§ YOUR TASK
Output every record below exactly as it appears.
*** PROVIDED DATA
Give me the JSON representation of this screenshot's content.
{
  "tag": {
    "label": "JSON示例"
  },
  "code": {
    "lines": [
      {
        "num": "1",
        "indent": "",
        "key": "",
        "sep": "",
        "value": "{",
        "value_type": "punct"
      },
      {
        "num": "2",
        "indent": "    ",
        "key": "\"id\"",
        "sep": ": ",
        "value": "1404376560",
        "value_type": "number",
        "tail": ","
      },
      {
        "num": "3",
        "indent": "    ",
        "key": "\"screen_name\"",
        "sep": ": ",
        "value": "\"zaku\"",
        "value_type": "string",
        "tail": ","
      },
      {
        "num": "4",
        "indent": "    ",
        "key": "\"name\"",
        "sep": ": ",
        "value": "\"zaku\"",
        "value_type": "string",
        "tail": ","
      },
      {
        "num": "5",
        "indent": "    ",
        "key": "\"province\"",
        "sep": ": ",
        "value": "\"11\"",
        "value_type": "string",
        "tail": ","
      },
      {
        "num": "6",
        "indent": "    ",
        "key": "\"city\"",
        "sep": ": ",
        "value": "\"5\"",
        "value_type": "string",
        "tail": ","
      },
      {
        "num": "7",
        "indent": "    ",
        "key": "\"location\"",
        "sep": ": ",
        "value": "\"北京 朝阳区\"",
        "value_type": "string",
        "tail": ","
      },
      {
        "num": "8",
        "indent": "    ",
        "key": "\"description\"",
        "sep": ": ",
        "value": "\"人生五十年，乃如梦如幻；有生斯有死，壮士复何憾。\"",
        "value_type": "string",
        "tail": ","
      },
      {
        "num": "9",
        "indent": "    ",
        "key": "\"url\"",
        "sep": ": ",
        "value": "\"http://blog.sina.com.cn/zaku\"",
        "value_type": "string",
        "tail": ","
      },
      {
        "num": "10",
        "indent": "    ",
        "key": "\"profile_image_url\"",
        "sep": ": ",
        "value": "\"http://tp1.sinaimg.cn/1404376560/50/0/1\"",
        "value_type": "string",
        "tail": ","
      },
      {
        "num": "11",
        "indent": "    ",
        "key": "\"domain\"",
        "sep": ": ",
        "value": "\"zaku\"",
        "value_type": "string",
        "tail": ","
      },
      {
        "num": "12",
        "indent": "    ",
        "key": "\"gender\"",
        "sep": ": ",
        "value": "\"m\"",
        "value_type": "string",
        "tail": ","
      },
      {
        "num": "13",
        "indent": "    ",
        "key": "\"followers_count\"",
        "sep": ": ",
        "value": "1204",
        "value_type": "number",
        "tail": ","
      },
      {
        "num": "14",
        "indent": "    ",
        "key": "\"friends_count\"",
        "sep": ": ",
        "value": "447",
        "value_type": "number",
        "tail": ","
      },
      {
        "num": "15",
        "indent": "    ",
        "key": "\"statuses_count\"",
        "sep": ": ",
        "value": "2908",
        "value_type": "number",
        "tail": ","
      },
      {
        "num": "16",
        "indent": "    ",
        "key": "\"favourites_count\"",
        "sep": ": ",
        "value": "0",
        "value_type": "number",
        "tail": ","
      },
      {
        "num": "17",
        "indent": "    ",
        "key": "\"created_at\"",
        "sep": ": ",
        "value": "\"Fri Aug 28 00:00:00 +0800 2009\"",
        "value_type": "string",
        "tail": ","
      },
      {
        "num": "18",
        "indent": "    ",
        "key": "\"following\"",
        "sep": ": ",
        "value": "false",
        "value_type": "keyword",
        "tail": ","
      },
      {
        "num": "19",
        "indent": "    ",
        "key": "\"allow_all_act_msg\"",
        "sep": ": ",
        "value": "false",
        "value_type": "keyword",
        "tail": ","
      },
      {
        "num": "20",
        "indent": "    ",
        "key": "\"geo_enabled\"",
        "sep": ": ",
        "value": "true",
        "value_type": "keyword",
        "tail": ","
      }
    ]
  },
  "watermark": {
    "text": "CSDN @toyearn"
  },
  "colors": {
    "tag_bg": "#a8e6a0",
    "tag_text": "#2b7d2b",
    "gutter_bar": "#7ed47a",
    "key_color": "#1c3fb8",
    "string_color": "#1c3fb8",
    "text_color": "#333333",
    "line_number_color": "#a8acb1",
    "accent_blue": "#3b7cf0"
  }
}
******
§ WRITTEN ANSWER
Give me the JSON representation of this screenshot's content.
{
  "tag": {
    "label": "JSON示例"
  },
  "code": {
    "lines": [
      {
        "num": "1",
        "indent": "",
        "key": "",
        "sep": "",
        "value": "{",
        "value_type": "punct"
      },
      {
        "num": "2",
        "indent": "    ",
        "key": "\"id\"",
        "sep": ": ",
        "value": "1404376560",
        "value_type": "number",
        "tail": ","
      },
      {
        "num": "3",
        "indent": "    ",
        "key": "\"screen_name\"",
        "sep": ": ",
        "value": "\"zaku\"",
        "value_type": "string",
        "tail": ","
      },
      {
        "num": "4",
        "indent": "    ",
        "key": "\"name\"",
        "sep": ": ",
        "value": "\"zaku\"",
        "value_type": "string",
        "tail": ","
      },
      {
        "num": "5",
        "indent": "    ",
        "key": "\"province\"",
        "sep": ": ",
        "value": "\"11\"",
        "value_type": "string",
        "tail": ","
      },
      {
        "num": "6",
        "indent": "    ",
        "key": "\"city\"",
        "sep": ": ",
        "value": "\"5\"",
        "value_type": "string",
        "tail": ","
      },
      {
        "num": "7",
        "indent": "    ",
        "key": "\"location\"",
        "sep": ": ",
        "value": "\"北京 朝阳区\"",
        "value_type": "string",
        "tail": ","
      },
      {
        "num": "8",
        "indent": "    ",
        "key": "\"description\"",
        "sep": ": ",
        "value": "\"人生五十年，乃如梦如幻；有生斯有死，壮士复何憾。\"",
        "value_type": "string",
        "tail": ","
      },
      {
        "num": "9",
        "indent": "    ",
        "key": "\"url\"",
        "sep": ": ",
        "value": "\"http://blog.sina.com.cn/zaku\"",
        "value_type": "string",
        "tail": ","
      },
      {
        "num": "10",
        "indent": "    ",
        "key": "\"profile_image_url\"",
        "sep": ": ",
        "value": "\"http://tp1.sinaimg.cn/1404376560/50/0/1\"",
        "value_type": "string",
        "tail": ","
      },
      {
        "num": "11",
        "indent": "    ",
        "key": "\"domain\"",
        "sep": ": ",
        "value": "\"zaku\"",
        "value_type": "string",
        "tail": ","
      },
      {
        "num": "12",
        "indent": "    ",
        "key": "\"gender\"",
        "sep": ": ",
        "value": "\"m\"",
        "value_type": "string",
        "tail": ","
      },
      {
        "num": "13",
        "indent": "    ",
        "key": "\"followers_count\"",
        "sep": ": ",
        "value": "1204",
        "value_type": "number",
        "tail": ","
      },
      {
        "num": "14",
        "indent": "    ",
        "key": "\"friends_count\"",
        "sep": ": ",
        "value": "447",
        "value_type": "number",
        "tail": ","
      },
      {
        "num": "15",
        "indent": "    ",
        "key": "\"statuses_count\"",
        "sep": ": ",
        "value": "2908",
        "value_type": "number",
        "tail": ","
      },
      {
        "num": "16",
        "indent": "    ",
        "key": "\"favourites_count\"",
        "sep": ": ",
        "value": "0",
        "value_type": "number",
        "tail": ","
      },
      {
        "num": "17",
        "indent": "    ",
        "key": "\"created_at\"",
        "sep": ": ",
        "value": "\"Fri Aug 28 00:00:00 +0800 2009\"",
        "value_type": "string",
        "tail": ","
      },
      {
        "num": "18",
        "indent": "    ",
        "key": "\"following\"",
        "sep": ": ",
        "value": "false",
        "value_type": "keyword",
        "tail": ","
      },
      {
        "num": "19",
        "indent": "    ",
        "key": "\"allow_all_act_msg\"",
        "sep": ": ",
        "value": "false",
        "value_type": "keyword",
        "tail": ","
      },
      {
        "num": "20",
        "indent": "    ",
        "key": "\"geo_enabled\"",
        "sep": ": ",
        "value": "true",
        "value_type": "keyword",
        "tail": ","
      }
    ]
  },
  "watermark": {
    "text": "CSDN @toyearn"
  },
  "colors": {
    "tag_bg": "#a8e6a0",
    "tag_text": "#2b7d2b",
    "gutter_bar": "#7ed47a",
    "key_color": "#1c3fb8",
    "string_color": "#1c3fb8",
    "text_color": "#333333",
    "line_number_color": "#a8acb1",
    "accent_blue": "#3b7cf0"
  }
}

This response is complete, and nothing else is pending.